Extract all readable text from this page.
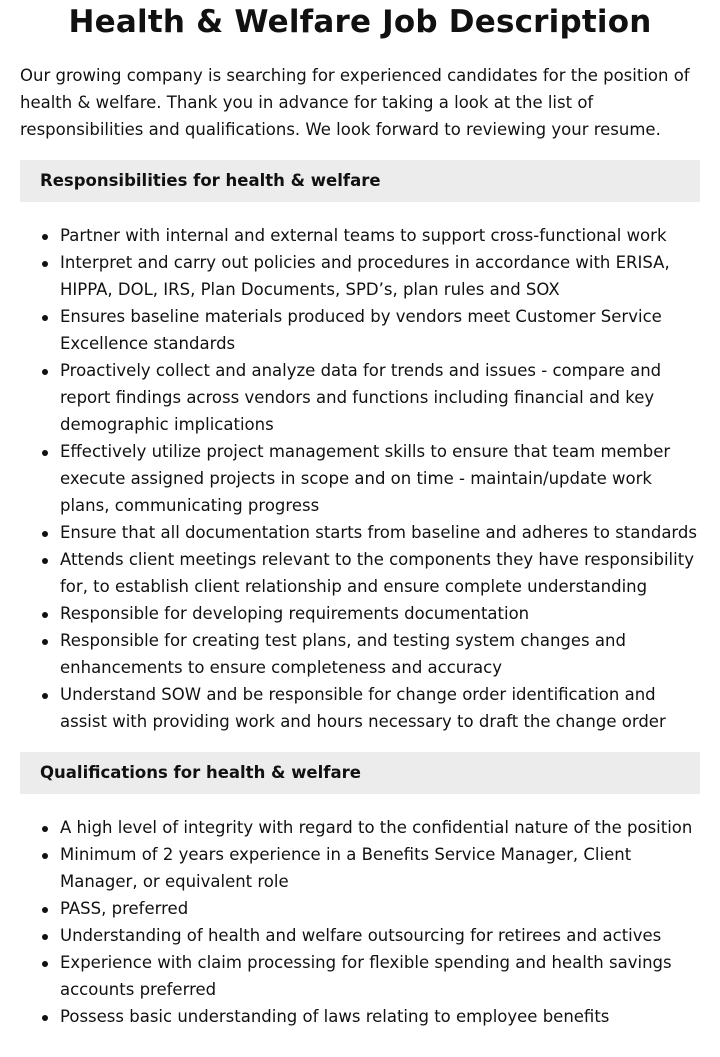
Health & Welfare Job Description

Our growing company is searching for experienced candidates for the position of health & welfare. Thank you in advance for taking a look at the list of responsibilities and qualifications. We look forward to reviewing your resume.

Responsibilities for health & welfare
Partner with internal and external teams to support cross-functional work
Interpret and carry out policies and procedures in accordance with ERISA, HIPPA, DOL, IRS, Plan Documents, SPD’s, plan rules and SOX
Ensures baseline materials produced by vendors meet Customer Service Excellence standards
Proactively collect and analyze data for trends and issues - compare and report findings across vendors and functions including financial and key demographic implications
Effectively utilize project management skills to ensure that team member execute assigned projects in scope and on time - maintain/update work plans, communicating progress
Ensure that all documentation starts from baseline and adheres to standards
Attends client meetings relevant to the components they have responsibility for, to establish client relationship and ensure complete understanding
Responsible for developing requirements documentation
Responsible for creating test plans, and testing system changes and enhancements to ensure completeness and accuracy
Understand SOW and be responsible for change order identification and assist with providing work and hours necessary to draft the change order
Qualifications for health & welfare
A high level of integrity with regard to the confidential nature of the position
Minimum of 2 years experience in a Benefits Service Manager, Client Manager, or equivalent role
PASS, preferred
Understanding of health and welfare outsourcing for retirees and actives
Experience with claim processing for flexible spending and health savings accounts preferred
Possess basic understanding of laws relating to employee benefits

----------

__Description of the task__.
Omitting all images, print the listing exactly.

__The response__.
Extract all readable text from this page.
Health & Welfare Job Description

Our growing company is searching for experienced candidates for the position of health & welfare. Thank you in advance for taking a look at the list of responsibilities and qualifications. We look forward to reviewing your resume.

Responsibilities for health & welfare
Partner with internal and external teams to support cross-functional work
Interpret and carry out policies and procedures in accordance with ERISA, HIPPA, DOL, IRS, Plan Documents, SPD’s, plan rules and SOX
Ensures baseline materials produced by vendors meet Customer Service Excellence standards
Proactively collect and analyze data for trends and issues - compare and report findings across vendors and functions including financial and key demographic implications
Effectively utilize project management skills to ensure that team member execute assigned projects in scope and on time - maintain/update work plans, communicating progress
Ensure that all documentation starts from baseline and adheres to standards
Attends client meetings relevant to the components they have responsibility for, to establish client relationship and ensure complete understanding
Responsible for developing requirements documentation
Responsible for creating test plans, and testing system changes and enhancements to ensure completeness and accuracy
Understand SOW and be responsible for change order identification and assist with providing work and hours necessary to draft the change order
Qualifications for health & welfare
A high level of integrity with regard to the confidential nature of the position
Minimum of 2 years experience in a Benefits Service Manager, Client Manager, or equivalent role
PASS, preferred
Understanding of health and welfare outsourcing for retirees and actives
Experience with claim processing for flexible spending and health savings accounts preferred
Possess basic understanding of laws relating to employee benefits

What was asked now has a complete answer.